◆ To do: Give every entry again, unchanged, and leave its images out.

○ ○ ○ ○

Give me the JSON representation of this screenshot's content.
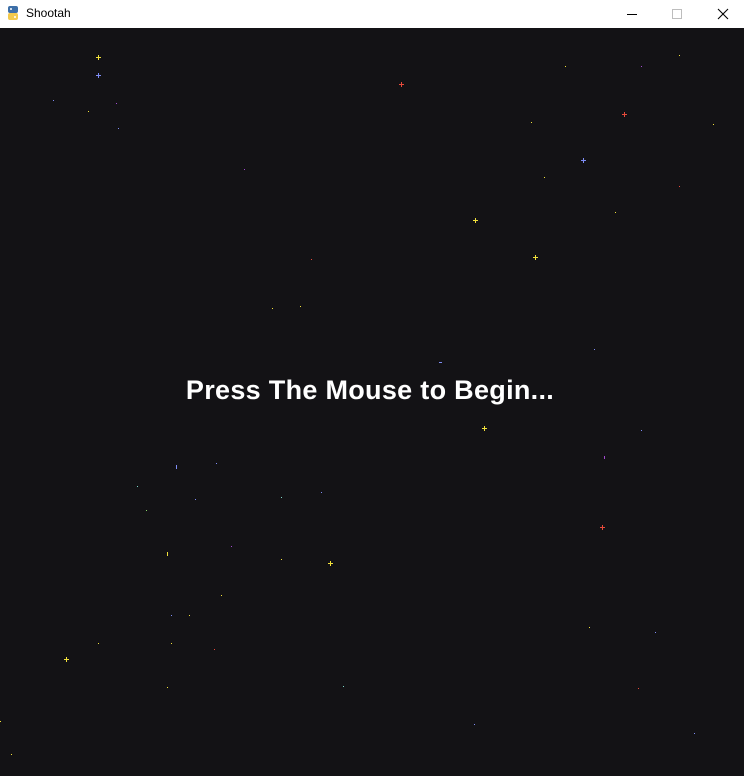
{
  "window": {
    "title": "Shootah",
    "app_icon": "python-snake-icon",
    "controls": [
      "minimize",
      "maximize",
      "close"
    ]
  },
  "game": {
    "prompt": "Press The Mouse to Begin...",
    "background_color": "#131215",
    "star_colors": {
      "yellow": "#f2e13a",
      "blue": "#7f8df5",
      "red": "#e74a3b",
      "purple": "#a24ad0",
      "teal": "#7fd6c8",
      "green": "#8bd86a"
    }
  }
}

○ ○ ○ ○

◆ Response below:
Give me the JSON representation of this screenshot's content.
{
  "window": {
    "title": "Shootah",
    "app_icon": "python-snake-icon",
    "controls": [
      "minimize",
      "maximize",
      "close"
    ]
  },
  "game": {
    "prompt": "Press The Mouse to Begin...",
    "background_color": "#131215",
    "star_colors": {
      "yellow": "#f2e13a",
      "blue": "#7f8df5",
      "red": "#e74a3b",
      "purple": "#a24ad0",
      "teal": "#7fd6c8",
      "green": "#8bd86a"
    }
  }
}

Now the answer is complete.